*Task requirements:*
In the data below, find every line with the string "重点关注" and pull it out.

*Recorded information:*
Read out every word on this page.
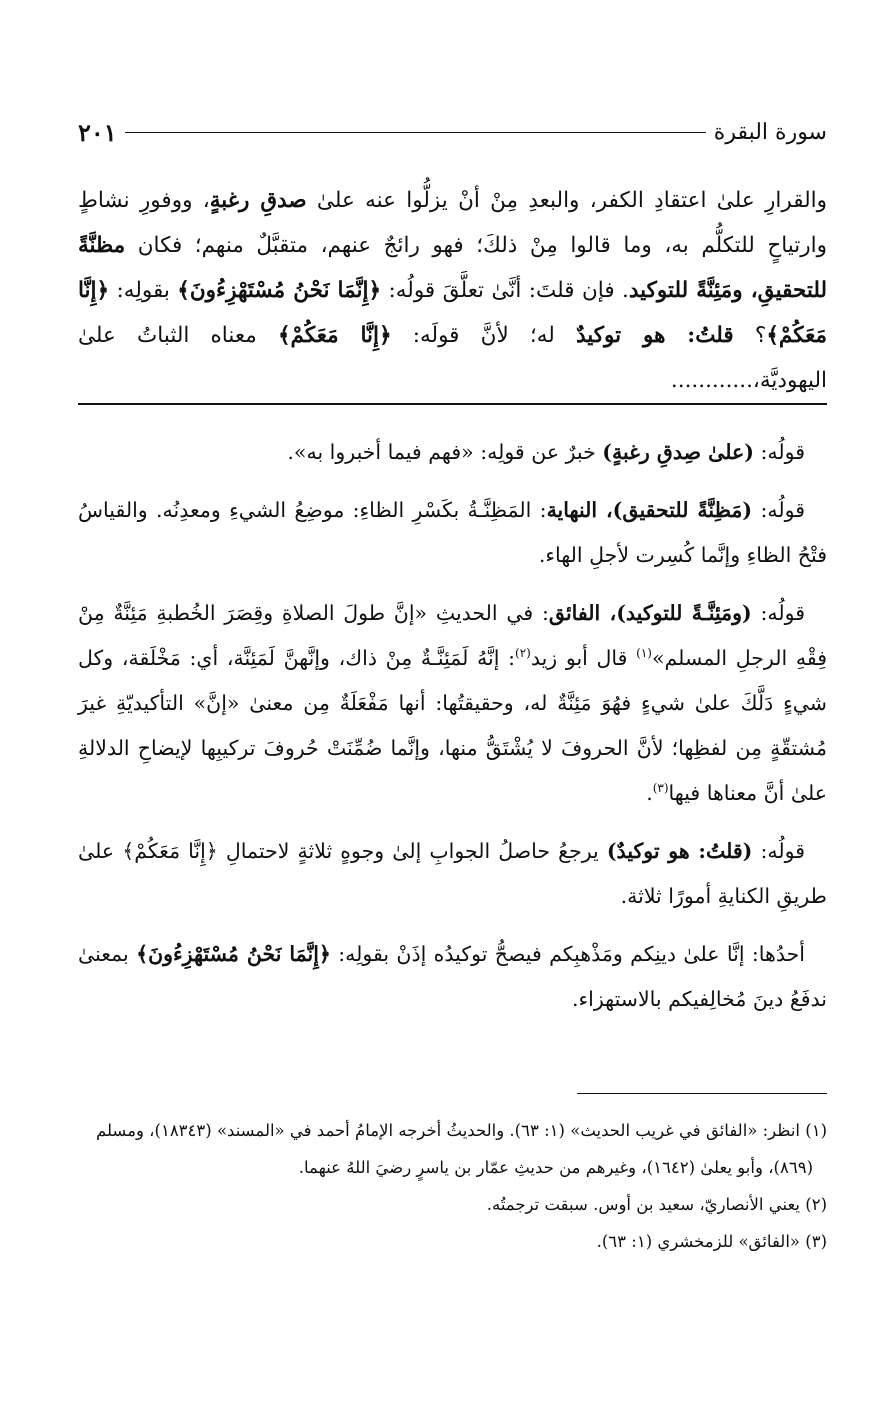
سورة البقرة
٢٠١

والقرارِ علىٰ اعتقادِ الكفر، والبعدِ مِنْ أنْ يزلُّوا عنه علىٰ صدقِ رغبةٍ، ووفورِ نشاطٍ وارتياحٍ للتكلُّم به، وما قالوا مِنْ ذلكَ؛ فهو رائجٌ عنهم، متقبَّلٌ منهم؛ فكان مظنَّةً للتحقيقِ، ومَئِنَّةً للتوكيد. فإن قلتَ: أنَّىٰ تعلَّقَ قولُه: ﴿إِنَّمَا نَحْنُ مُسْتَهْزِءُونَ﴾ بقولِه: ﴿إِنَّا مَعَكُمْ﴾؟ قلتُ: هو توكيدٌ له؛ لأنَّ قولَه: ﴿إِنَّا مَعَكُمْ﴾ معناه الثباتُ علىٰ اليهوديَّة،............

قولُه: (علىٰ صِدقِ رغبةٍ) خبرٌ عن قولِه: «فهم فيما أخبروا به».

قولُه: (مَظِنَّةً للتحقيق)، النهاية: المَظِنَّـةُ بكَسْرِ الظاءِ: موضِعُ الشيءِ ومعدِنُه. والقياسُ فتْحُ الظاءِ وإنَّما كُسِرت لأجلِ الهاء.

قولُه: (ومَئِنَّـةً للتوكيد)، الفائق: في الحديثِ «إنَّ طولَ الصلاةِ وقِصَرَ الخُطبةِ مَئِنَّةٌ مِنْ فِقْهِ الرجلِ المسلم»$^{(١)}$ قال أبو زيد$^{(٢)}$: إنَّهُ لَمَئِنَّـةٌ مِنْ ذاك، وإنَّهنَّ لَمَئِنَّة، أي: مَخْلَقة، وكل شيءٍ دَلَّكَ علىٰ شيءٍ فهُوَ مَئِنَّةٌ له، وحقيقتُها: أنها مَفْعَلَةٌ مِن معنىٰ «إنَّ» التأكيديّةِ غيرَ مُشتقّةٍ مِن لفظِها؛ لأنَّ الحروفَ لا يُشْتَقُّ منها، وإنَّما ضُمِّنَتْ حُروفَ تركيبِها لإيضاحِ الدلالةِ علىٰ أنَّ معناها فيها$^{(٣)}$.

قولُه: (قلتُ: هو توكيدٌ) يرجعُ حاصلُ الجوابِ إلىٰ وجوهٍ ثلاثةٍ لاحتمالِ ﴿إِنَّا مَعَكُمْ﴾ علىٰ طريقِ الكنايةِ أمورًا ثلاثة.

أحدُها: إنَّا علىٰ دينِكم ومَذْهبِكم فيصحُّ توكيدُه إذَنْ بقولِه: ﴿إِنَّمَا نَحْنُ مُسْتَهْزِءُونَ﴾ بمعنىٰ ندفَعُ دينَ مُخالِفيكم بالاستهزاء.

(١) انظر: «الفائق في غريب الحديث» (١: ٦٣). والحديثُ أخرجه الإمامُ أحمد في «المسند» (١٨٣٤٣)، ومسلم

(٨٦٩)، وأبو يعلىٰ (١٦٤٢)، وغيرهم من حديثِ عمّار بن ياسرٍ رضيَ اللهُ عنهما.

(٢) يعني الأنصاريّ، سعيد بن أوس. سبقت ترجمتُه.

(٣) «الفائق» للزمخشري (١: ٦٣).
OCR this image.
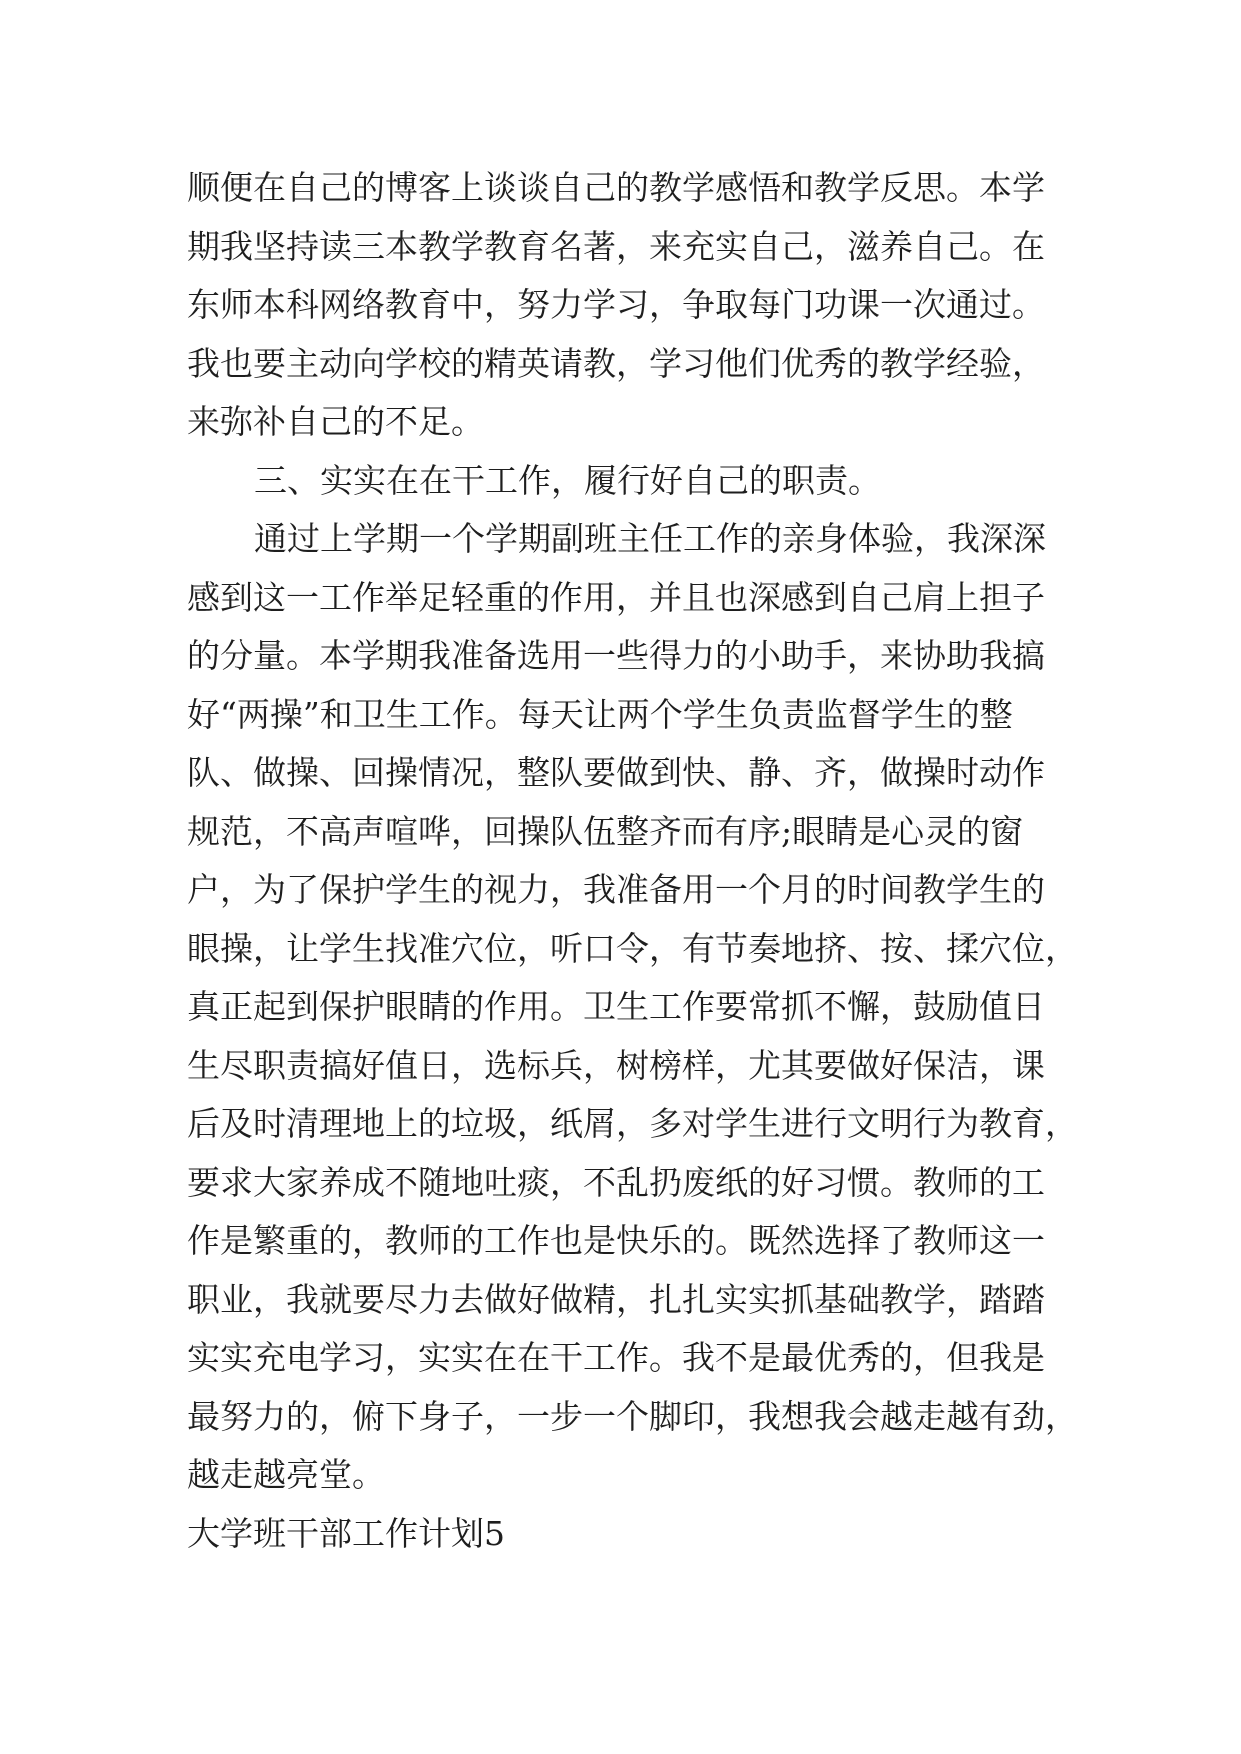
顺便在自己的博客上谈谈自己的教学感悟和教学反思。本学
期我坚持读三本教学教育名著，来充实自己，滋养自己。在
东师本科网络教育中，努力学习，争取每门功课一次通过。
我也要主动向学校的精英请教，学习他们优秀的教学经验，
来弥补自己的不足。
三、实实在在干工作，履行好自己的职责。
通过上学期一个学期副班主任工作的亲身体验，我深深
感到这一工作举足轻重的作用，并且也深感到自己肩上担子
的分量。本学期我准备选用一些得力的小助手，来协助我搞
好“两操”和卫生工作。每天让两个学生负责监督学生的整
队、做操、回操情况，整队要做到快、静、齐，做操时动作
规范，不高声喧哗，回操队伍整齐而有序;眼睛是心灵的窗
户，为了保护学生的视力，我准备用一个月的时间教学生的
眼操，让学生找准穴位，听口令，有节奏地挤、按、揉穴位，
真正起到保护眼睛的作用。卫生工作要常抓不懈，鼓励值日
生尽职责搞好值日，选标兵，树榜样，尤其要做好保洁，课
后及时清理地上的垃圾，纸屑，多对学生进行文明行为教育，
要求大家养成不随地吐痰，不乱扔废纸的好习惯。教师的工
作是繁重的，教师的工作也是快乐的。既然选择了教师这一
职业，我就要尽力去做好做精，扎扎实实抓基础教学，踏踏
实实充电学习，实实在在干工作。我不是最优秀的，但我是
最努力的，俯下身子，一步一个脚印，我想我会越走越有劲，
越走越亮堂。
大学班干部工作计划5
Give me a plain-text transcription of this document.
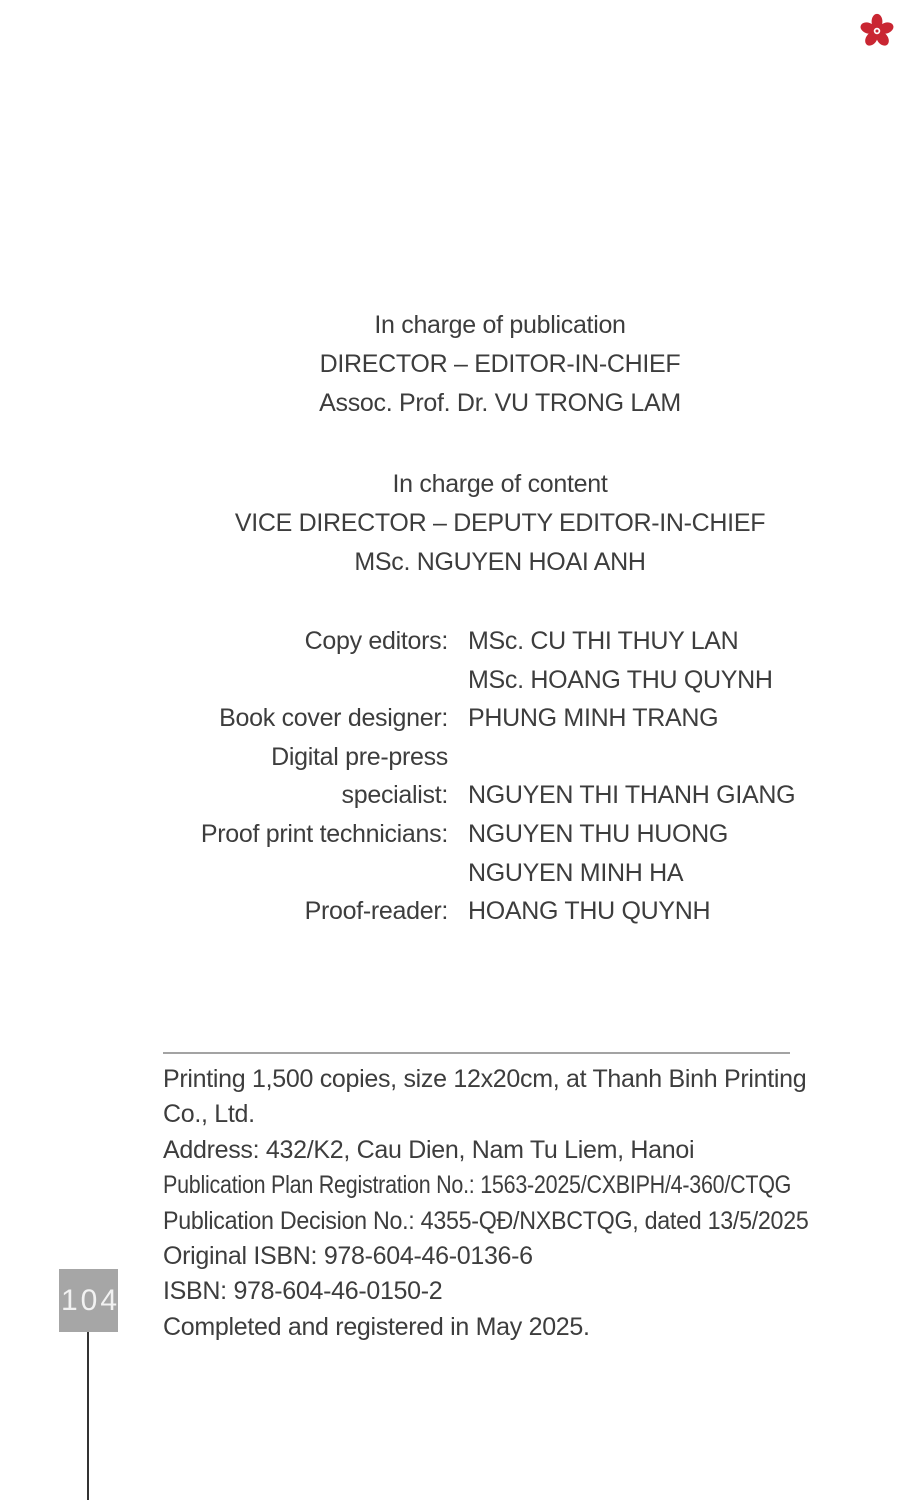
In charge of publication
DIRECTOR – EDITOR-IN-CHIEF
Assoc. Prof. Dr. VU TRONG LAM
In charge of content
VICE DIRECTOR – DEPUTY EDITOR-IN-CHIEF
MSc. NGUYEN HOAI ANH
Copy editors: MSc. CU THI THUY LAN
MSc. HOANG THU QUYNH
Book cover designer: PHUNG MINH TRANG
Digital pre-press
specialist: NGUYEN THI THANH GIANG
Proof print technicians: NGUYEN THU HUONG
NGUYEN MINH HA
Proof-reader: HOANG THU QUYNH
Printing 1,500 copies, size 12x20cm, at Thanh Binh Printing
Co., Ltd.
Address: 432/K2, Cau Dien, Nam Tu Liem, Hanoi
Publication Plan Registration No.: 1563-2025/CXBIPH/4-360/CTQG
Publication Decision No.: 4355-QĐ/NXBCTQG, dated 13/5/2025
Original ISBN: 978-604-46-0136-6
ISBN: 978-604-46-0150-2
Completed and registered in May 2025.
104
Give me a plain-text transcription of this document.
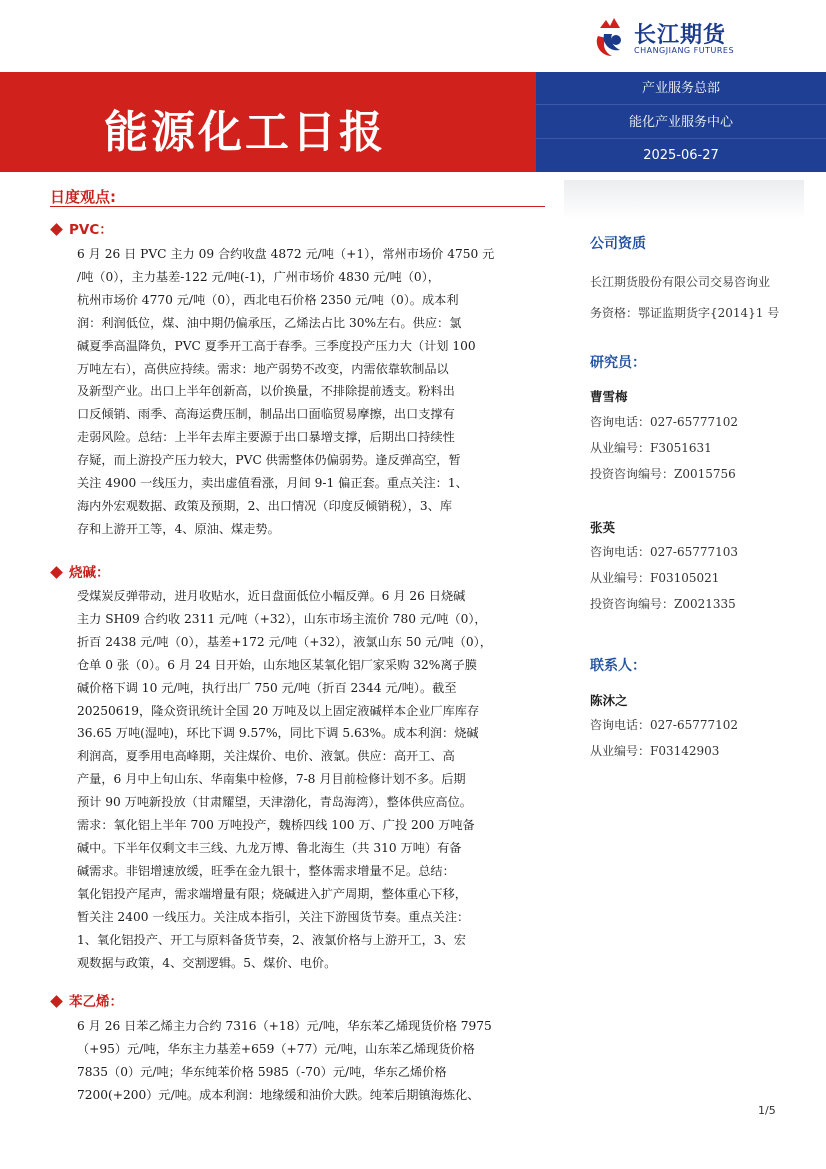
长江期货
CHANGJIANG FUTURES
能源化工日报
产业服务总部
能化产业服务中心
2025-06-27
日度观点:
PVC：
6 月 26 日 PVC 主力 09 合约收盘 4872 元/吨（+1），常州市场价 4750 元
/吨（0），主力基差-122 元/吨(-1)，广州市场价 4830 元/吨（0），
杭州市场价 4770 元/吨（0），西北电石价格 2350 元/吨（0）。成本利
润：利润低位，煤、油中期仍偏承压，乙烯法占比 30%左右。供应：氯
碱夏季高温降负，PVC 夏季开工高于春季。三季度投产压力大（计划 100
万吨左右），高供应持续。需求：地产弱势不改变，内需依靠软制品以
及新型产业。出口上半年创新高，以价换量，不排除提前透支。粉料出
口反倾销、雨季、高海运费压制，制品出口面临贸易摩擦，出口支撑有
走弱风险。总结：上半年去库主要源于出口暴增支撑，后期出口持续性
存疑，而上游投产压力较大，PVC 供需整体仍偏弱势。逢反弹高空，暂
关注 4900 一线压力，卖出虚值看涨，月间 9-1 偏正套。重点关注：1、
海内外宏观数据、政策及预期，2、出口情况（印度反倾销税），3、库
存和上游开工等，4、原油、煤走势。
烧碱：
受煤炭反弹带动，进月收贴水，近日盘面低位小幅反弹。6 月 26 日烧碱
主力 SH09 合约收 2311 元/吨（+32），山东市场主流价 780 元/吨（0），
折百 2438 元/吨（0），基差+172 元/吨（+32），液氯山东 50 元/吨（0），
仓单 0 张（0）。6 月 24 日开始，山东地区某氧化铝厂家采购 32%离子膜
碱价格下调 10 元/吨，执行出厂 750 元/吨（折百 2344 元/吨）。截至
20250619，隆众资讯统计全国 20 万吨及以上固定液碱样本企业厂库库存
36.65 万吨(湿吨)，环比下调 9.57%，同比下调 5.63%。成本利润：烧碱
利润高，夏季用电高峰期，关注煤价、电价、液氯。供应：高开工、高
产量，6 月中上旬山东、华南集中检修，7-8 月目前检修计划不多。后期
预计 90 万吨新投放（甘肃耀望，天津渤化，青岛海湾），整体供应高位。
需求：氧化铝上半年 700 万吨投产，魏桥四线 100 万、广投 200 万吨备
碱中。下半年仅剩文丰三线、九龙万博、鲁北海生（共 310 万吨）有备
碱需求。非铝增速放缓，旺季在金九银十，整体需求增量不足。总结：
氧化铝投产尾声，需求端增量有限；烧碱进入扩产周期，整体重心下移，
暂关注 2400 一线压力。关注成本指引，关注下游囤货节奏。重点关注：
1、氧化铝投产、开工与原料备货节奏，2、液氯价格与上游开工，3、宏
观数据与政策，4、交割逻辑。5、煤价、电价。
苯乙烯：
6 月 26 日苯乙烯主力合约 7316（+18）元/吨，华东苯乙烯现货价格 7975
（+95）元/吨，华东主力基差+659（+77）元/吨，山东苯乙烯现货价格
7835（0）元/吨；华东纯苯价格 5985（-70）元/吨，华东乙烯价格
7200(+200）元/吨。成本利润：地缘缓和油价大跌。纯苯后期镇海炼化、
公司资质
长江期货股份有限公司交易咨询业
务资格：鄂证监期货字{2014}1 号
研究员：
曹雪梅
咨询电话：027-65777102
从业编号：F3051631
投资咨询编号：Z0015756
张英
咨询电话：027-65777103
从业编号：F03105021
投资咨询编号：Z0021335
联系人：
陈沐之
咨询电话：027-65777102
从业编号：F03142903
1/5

*Complete answer:*
关注 4900 一线压力，卖出虚值看涨，月间 9-1 偏正套。重点关注：1、
暂关注 2400 一线压力。关注成本指引，关注下游囤货节奏。重点关注：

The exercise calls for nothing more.